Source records
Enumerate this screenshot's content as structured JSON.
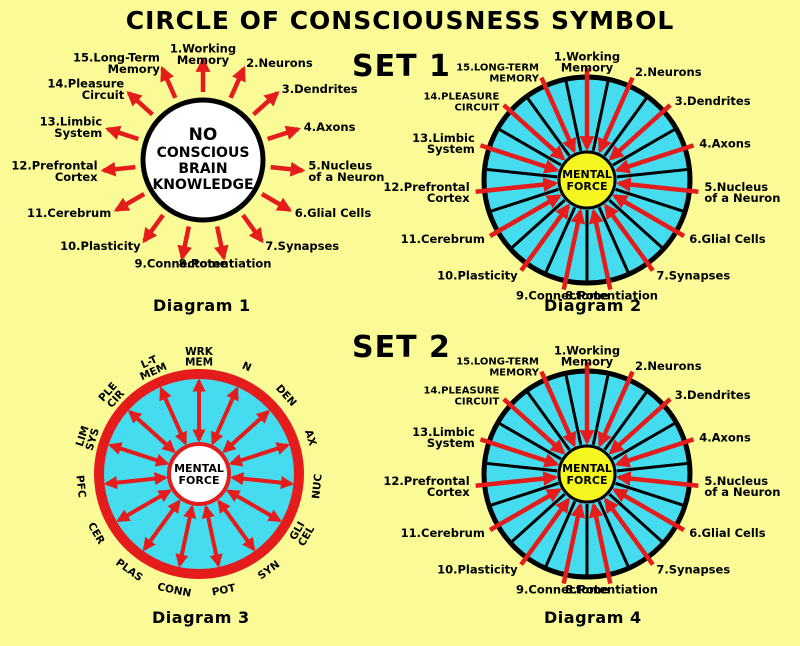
{
  "title": "CIRCLE OF CONSCIOUSNESS SYMBOL",
  "sets": {
    "set1": "SET 1",
    "set2": "SET 2"
  },
  "diagram_titles": {
    "d1": "Diagram 1",
    "d2": "Diagram 2",
    "d3": "Diagram 3",
    "d4": "Diagram 4"
  },
  "diagram1_core": [
    "NO",
    "CONSCIOUS",
    "BRAIN",
    "KNOWLEDGE"
  ],
  "mental_force": [
    "MENTAL",
    "FORCE"
  ],
  "labels_d1": [
    [
      "1.Working",
      "Memory"
    ],
    [
      "2.Neurons"
    ],
    [
      "3.Dendrites"
    ],
    [
      "4.Axons"
    ],
    [
      "5.Nucleus",
      "of a Neuron"
    ],
    [
      "6.Glial Cells"
    ],
    [
      "7.Synapses"
    ],
    [
      "8.Potentiation"
    ],
    [
      "9.Connectome"
    ],
    [
      "10.Plasticity"
    ],
    [
      "11.Cerebrum"
    ],
    [
      "12.Prefrontal",
      "Cortex"
    ],
    [
      "13.Limbic",
      "System"
    ],
    [
      "14.Pleasure",
      "Circuit"
    ],
    [
      "15.Long-Term",
      "Memory"
    ]
  ],
  "labels_d2": [
    [
      "1.Working",
      "Memory"
    ],
    [
      "2.Neurons"
    ],
    [
      "3.Dendrites"
    ],
    [
      "4.Axons"
    ],
    [
      "5.Nucleus",
      "of a Neuron"
    ],
    [
      "6.Glial Cells"
    ],
    [
      "7.Synapses"
    ],
    [
      "8.Potentiation"
    ],
    [
      "9.Connectome"
    ],
    [
      "10.Plasticity"
    ],
    [
      "11.Cerebrum"
    ],
    [
      "12.Prefrontal",
      "Cortex"
    ],
    [
      "13.Limbic",
      "System"
    ],
    [
      "14.PLEASURE",
      "CIRCUIT"
    ],
    [
      "15.LONG-TERM",
      "MEMORY"
    ]
  ],
  "labels_d3": [
    [
      "WRK",
      "MEM"
    ],
    [
      "N"
    ],
    [
      "DEN"
    ],
    [
      "AX"
    ],
    [
      "NUC"
    ],
    [
      "GLI",
      "CEL"
    ],
    [
      "SYN"
    ],
    [
      "POT"
    ],
    [
      "CONN"
    ],
    [
      "PLAS"
    ],
    [
      "CER"
    ],
    [
      "PFC"
    ],
    [
      "LIM",
      "SYS"
    ],
    [
      "PLE",
      "CIR"
    ],
    [
      "L-T",
      "MEM"
    ]
  ],
  "colors": {
    "background": "#fafa96",
    "arrow": "#e41c1c",
    "cyan_ring": "#44dcee",
    "core_yellow": "#f5f520",
    "outline": "#000000",
    "red_ring": "#e41c1c"
  }
}
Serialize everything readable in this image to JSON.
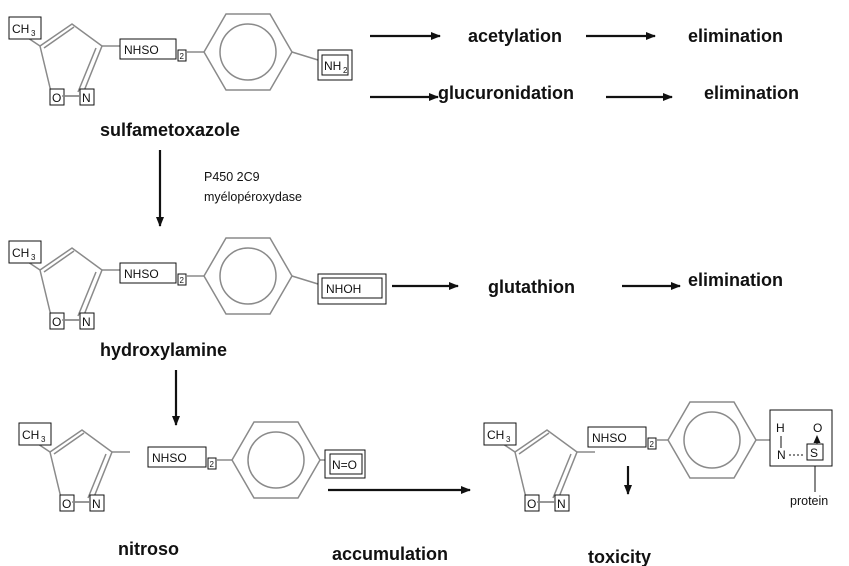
{
  "labels": {
    "sulfamethoxazole": "sulfametoxazole",
    "hydroxylamine": "hydroxylamine",
    "nitroso": "nitroso",
    "accumulation": "accumulation",
    "toxicity": "toxicity",
    "acetylation": "acetylation",
    "glucuronidation": "glucuronidation",
    "glutathion": "glutathion",
    "elimination": "elimination",
    "enzyme_line1": "P450 2C9",
    "enzyme_line2": "myélopéroxydase",
    "protein": "protein"
  },
  "atoms": {
    "ch3": "CH",
    "ch3_sub": "3",
    "o": "O",
    "n": "N",
    "nhso": "NHSO",
    "nhso_sub": "2",
    "nh2": "NH",
    "nh2_sub": "2",
    "nhoh": "NHOH",
    "nitroso_group": "N=O",
    "h": "H",
    "s": "S"
  }
}
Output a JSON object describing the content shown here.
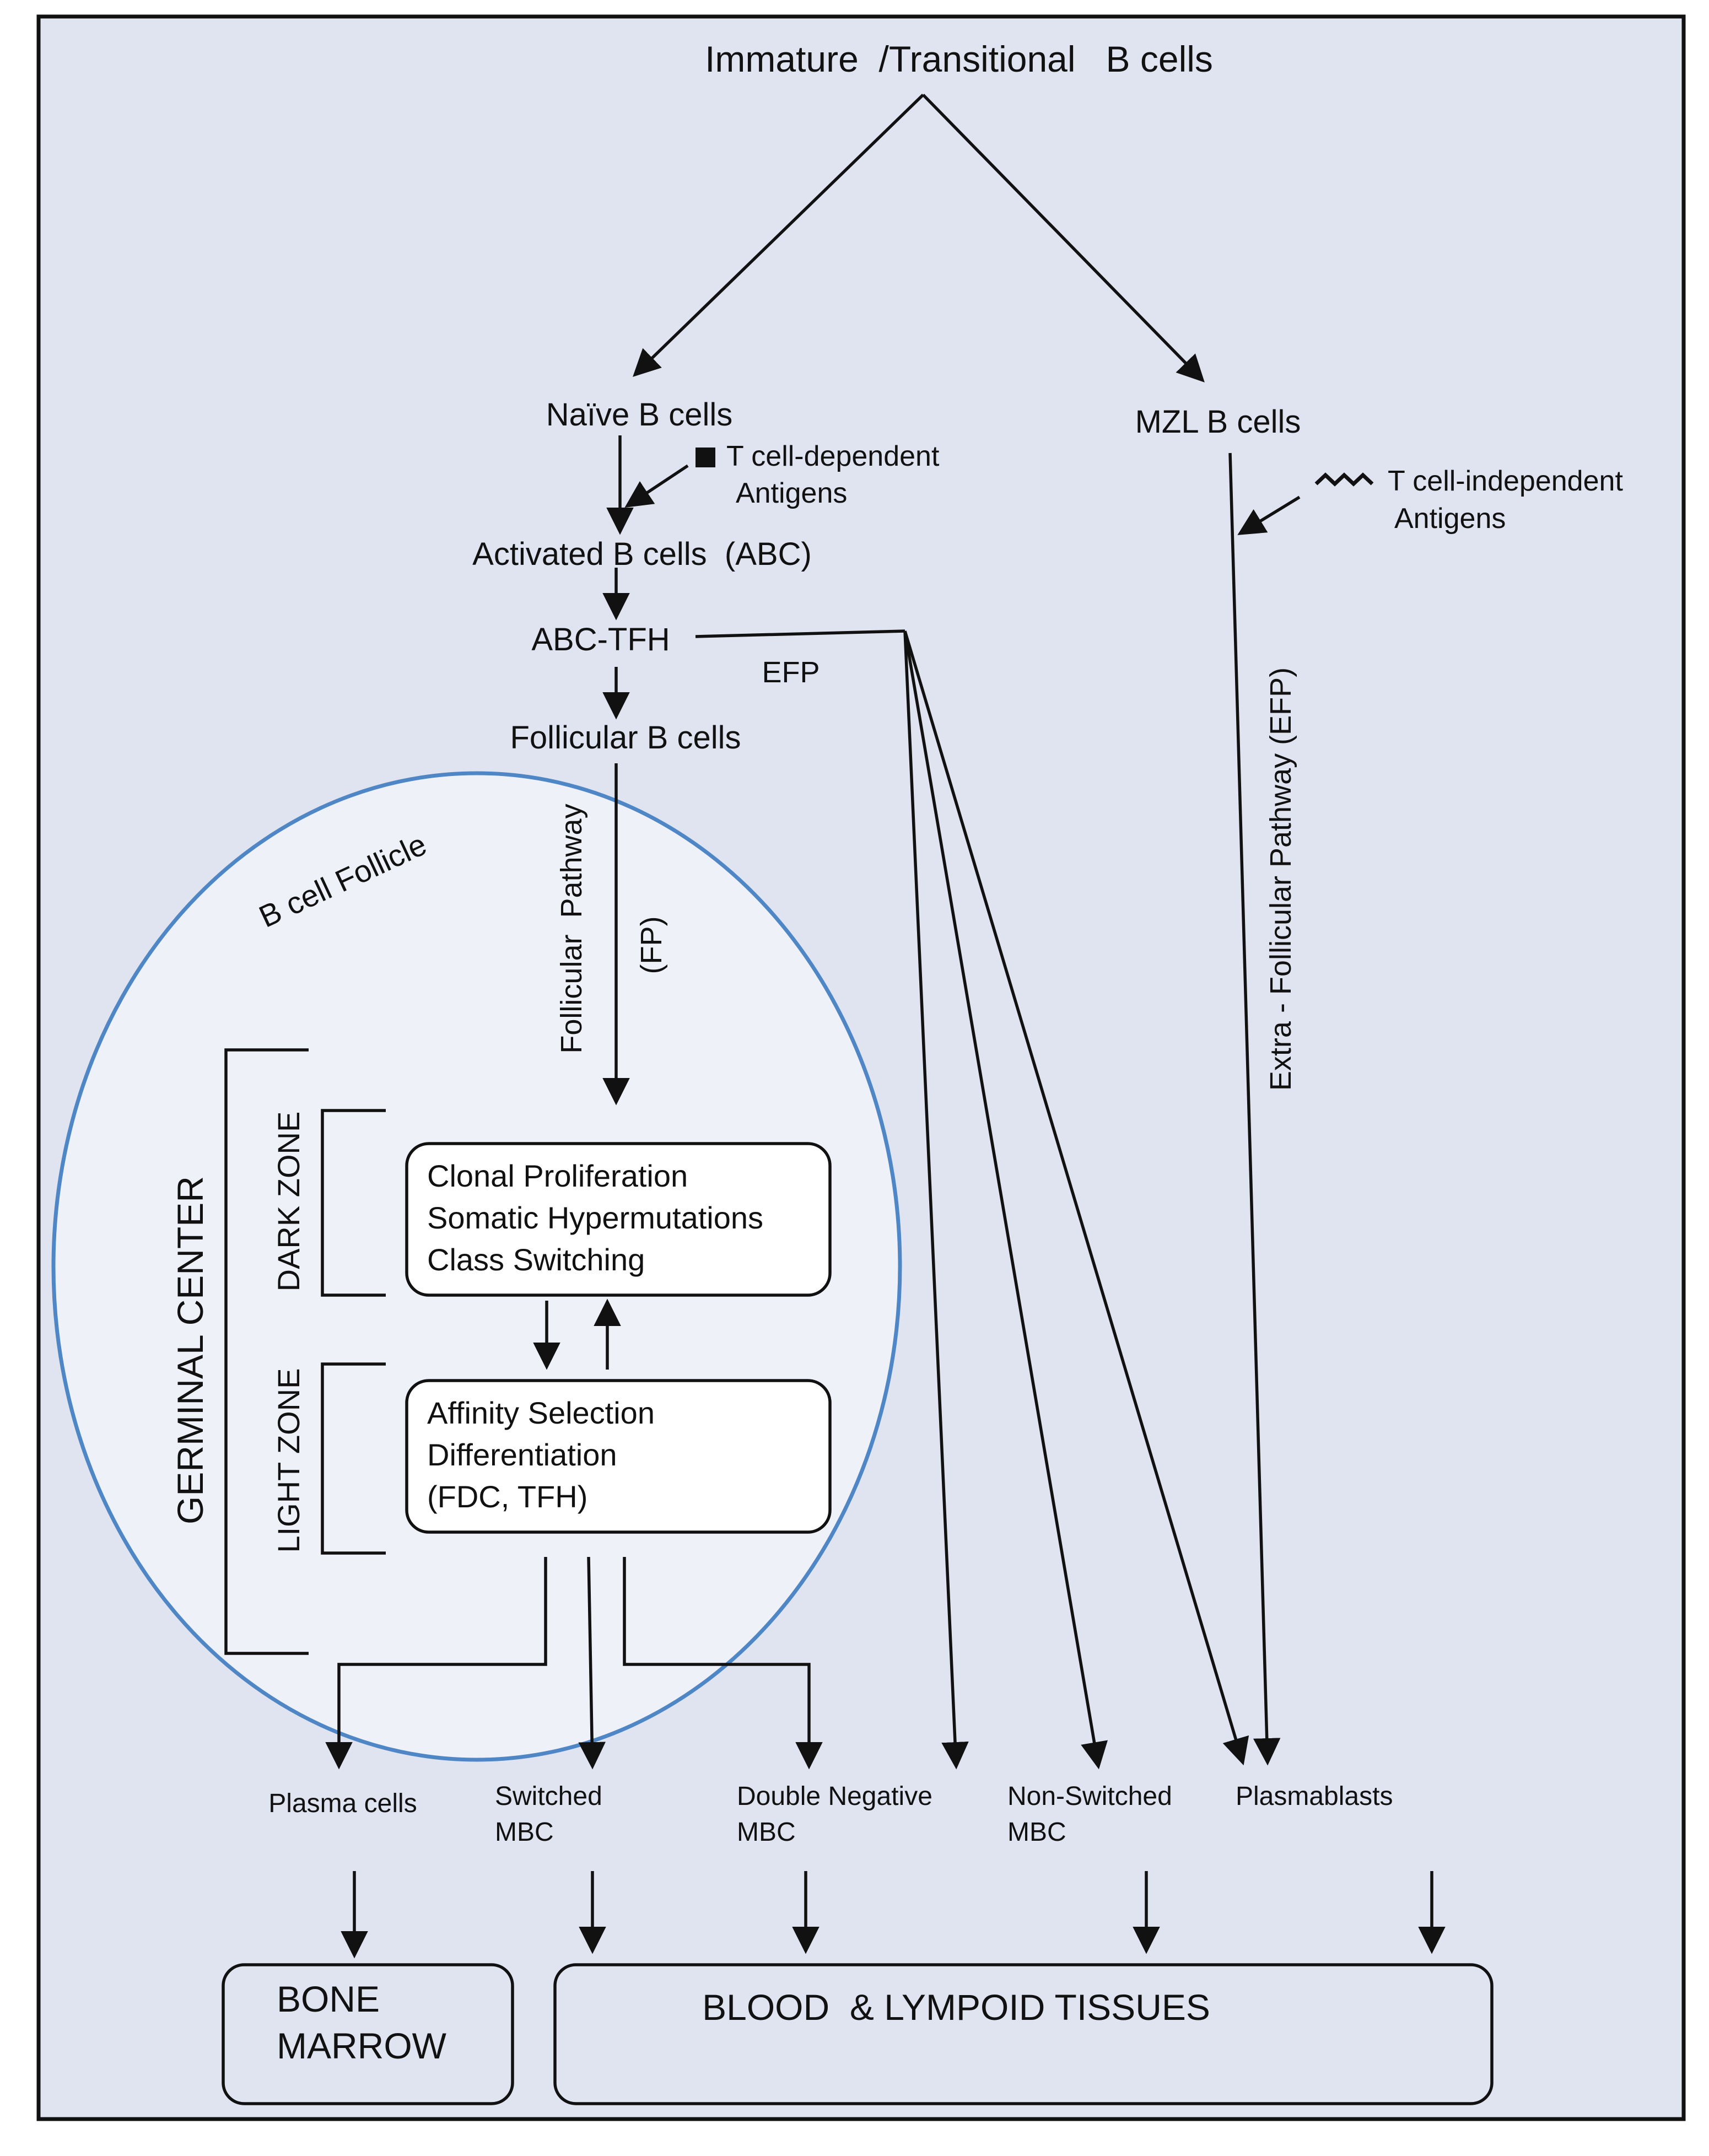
{
  "colors": {
    "background": "#dfe4f0",
    "follicle_fill": "#eef1f8",
    "follicle_stroke": "#4f86c6",
    "ink": "#111111",
    "box_fill": "#ffffff"
  },
  "nodes": {
    "immature": "Immature  /Transitional   B cells",
    "naive": "Naïve B cells",
    "mzl": "MZL B cells",
    "tdep_line1": "T cell-dependent",
    "tdep_line2": "Antigens",
    "tindep_line1": "T cell-independent",
    "tindep_line2": "Antigens",
    "activated": "Activated B cells  (ABC)",
    "abc_tfh": "ABC-TFH",
    "efp": "EFP",
    "follicular": "Follicular B cells",
    "extra_follicular": "Extra - Follicular Pathway (EFP)",
    "follicular_pathway": "Follicular  Pathway",
    "fp": "(FP)",
    "follicle": "B cell Follicle",
    "germinal_center": "GERMINAL CENTER",
    "dark_zone": "DARK ZONE",
    "light_zone": "LIGHT ZONE"
  },
  "dark_box": [
    "Clonal Proliferation",
    "Somatic Hypermutations",
    "Class Switching"
  ],
  "light_box": [
    "Affinity Selection",
    "Differentiation",
    "(FDC, TFH)"
  ],
  "outputs": {
    "plasma": "Plasma cells",
    "switched_1": "Switched",
    "switched_2": "MBC",
    "dn_1": "Double Negative",
    "dn_2": "MBC",
    "nonswitched_1": "Non-Switched",
    "nonswitched_2": "MBC",
    "plasmablasts": "Plasmablasts"
  },
  "destinations": {
    "bone_1": "BONE",
    "bone_2": "MARROW",
    "blood": "BLOOD  & LYMPOID TISSUES"
  }
}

**What is required:**
Only lines with the word "Antigens" are wanted; pull each of them from the records.

**Response below:**
    "tdep_line2": "Antigens",
    "tindep_line2": "Antigens",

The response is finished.